▶ _Given request_:
Start at the line containing "Read out every word on this page." and transcribe every line exactly through the end of the records below, and only those lines.

▶ _Data shown_:
::::

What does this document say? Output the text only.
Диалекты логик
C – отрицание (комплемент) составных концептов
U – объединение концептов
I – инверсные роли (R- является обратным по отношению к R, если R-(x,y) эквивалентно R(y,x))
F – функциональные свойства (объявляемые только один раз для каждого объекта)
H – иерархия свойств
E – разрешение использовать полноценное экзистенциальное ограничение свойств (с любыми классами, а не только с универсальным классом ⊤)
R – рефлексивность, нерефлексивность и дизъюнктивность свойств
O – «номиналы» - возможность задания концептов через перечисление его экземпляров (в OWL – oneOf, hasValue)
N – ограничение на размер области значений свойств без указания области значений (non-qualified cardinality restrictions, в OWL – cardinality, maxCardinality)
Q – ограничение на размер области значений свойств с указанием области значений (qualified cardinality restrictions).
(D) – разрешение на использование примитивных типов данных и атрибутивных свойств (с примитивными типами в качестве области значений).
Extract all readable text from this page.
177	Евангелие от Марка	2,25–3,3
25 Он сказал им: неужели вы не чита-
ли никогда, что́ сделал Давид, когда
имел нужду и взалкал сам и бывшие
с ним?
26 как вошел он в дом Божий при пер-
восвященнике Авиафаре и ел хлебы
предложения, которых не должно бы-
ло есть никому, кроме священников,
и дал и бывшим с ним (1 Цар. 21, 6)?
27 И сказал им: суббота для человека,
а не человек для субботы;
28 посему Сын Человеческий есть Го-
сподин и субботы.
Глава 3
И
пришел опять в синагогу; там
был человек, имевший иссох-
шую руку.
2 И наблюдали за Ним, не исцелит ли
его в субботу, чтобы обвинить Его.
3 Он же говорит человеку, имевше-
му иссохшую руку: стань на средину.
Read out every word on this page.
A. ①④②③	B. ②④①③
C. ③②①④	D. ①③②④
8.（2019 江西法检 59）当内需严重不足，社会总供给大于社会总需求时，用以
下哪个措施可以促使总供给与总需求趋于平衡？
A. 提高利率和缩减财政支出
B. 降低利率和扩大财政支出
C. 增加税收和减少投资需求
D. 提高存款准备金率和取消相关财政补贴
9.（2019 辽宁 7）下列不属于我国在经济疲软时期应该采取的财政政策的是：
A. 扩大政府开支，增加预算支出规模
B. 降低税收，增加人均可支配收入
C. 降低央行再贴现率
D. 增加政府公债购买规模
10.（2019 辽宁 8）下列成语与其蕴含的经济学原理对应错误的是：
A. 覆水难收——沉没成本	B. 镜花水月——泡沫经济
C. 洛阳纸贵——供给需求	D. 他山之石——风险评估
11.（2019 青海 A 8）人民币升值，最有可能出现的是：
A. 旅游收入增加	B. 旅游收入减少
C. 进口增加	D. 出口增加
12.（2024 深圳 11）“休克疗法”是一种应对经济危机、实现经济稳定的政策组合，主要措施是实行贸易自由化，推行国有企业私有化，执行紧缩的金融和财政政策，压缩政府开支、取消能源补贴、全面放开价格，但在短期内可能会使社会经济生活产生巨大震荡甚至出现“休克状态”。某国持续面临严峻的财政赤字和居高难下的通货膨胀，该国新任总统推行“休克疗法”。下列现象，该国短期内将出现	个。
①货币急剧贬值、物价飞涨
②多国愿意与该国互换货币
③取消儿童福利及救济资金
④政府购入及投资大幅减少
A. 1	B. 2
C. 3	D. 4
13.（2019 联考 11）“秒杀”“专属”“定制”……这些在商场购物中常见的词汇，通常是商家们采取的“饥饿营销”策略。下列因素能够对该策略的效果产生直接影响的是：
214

::::

▶ _Exercise response_:
Read out every word on this page.
A. ①④②③	B. ②④①③
C. ③②①④	D. ①③②④
8.（2019 江西法检 59）当内需严重不足，社会总供给大于社会总需求时，用以
下哪个措施可以促使总供给与总需求趋于平衡？
A. 提高利率和缩减财政支出
B. 降低利率和扩大财政支出
C. 增加税收和减少投资需求
D. 提高存款准备金率和取消相关财政补贴
9.（2019 辽宁 7）下列不属于我国在经济疲软时期应该采取的财政政策的是：
A. 扩大政府开支，增加预算支出规模
B. 降低税收，增加人均可支配收入
C. 降低央行再贴现率
D. 增加政府公债购买规模
10.（2019 辽宁 8）下列成语与其蕴含的经济学原理对应错误的是：
A. 覆水难收——沉没成本	B. 镜花水月——泡沫经济
C. 洛阳纸贵——供给需求	D. 他山之石——风险评估
11.（2019 青海 A 8）人民币升值，最有可能出现的是：
A. 旅游收入增加	B. 旅游收入减少
C. 进口增加	D. 出口增加
12.（2024 深圳 11）“休克疗法”是一种应对经济危机、实现经济稳定的政策组合，主要措施是实行贸易自由化，推行国有企业私有化，执行紧缩的金融和财政政策，压缩政府开支、取消能源补贴、全面放开价格，但在短期内可能会使社会经济生活产生巨大震荡甚至出现“休克状态”。某国持续面临严峻的财政赤字和居高难下的通货膨胀，该国新任总统推行“休克疗法”。下列现象，该国短期内将出现	个。
①货币急剧贬值、物价飞涨
②多国愿意与该国互换货币
③取消儿童福利及救济资金
④政府购入及投资大幅减少
A. 1	B. 2
C. 3	D. 4
13.（2019 联考 11）“秒杀”“专属”“定制”……这些在商场购物中常见的词汇，通常是商家们采取的“饥饿营销”策略。下列因素能够对该策略的效果产生直接影响的是：
214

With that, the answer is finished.